Scan the material below for the string "NOAA", and copy every line where it shows up.

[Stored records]
=-=-=

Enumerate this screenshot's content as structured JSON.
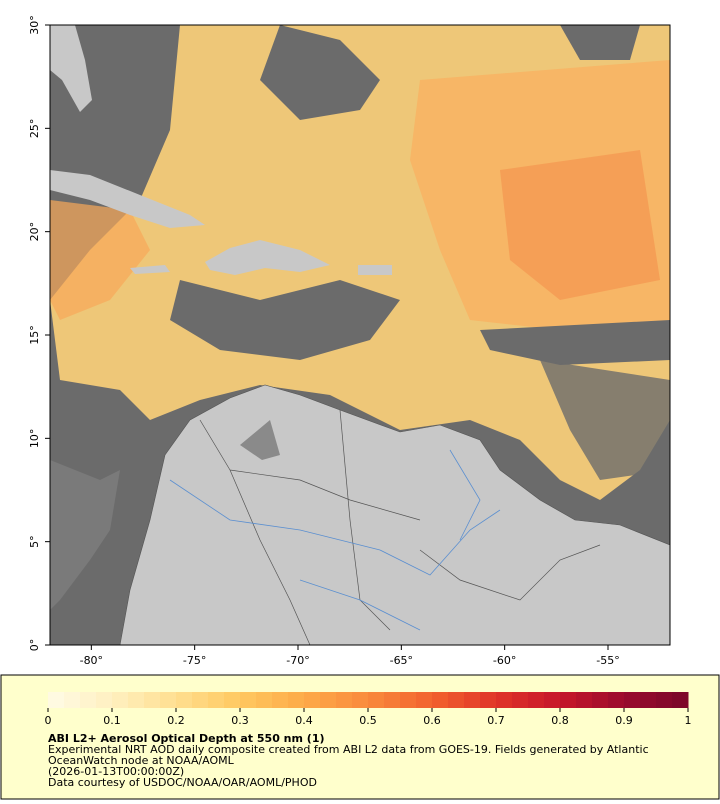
{
  "map": {
    "xlim": [
      -82,
      -52
    ],
    "ylim": [
      0,
      30
    ],
    "xticks": [
      {
        "value": -80,
        "label": "-80°"
      },
      {
        "value": -75,
        "label": "-75°"
      },
      {
        "value": -70,
        "label": "-70°"
      },
      {
        "value": -65,
        "label": "-65°"
      },
      {
        "value": -60,
        "label": "-60°"
      },
      {
        "value": -55,
        "label": "-55°"
      }
    ],
    "yticks": [
      {
        "value": 0,
        "label": "0°"
      },
      {
        "value": 5,
        "label": "5°"
      },
      {
        "value": 10,
        "label": "10°"
      },
      {
        "value": 15,
        "label": "15°"
      },
      {
        "value": 20,
        "label": "20°"
      },
      {
        "value": 25,
        "label": "25°"
      },
      {
        "value": 30,
        "label": "30°"
      }
    ]
  },
  "colorbar": {
    "lim": [
      0,
      1
    ],
    "ticks": [
      0,
      0.1,
      0.2,
      0.3,
      0.4,
      0.5,
      0.6,
      0.7,
      0.8,
      0.9,
      1
    ],
    "colors": [
      "#fffbe6",
      "#fff0c0",
      "#ffdf90",
      "#ffc860",
      "#fdaa48",
      "#f98a3c",
      "#f2622e",
      "#e03428",
      "#c6162a",
      "#9a0a2c",
      "#7a0628"
    ]
  },
  "caption": {
    "title": "ABI L2+ Aerosol Optical Depth at 550 nm (1)",
    "lines": [
      "Experimental NRT AOD daily composite created from ABI L2 data from GOES-19. Fields generated by Atlantic",
      "OceanWatch node at NOAA/AOML",
      "(2026-01-13T00:00:00Z)",
      "Data courtesy of USDOC/NOAA/OAR/AOML/PHOD"
    ]
  }
}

=-=-=

Result for this task:
      "OceanWatch node at NOAA/AOML",
      "Data courtesy of USDOC/NOAA/OAR/AOML/PHOD"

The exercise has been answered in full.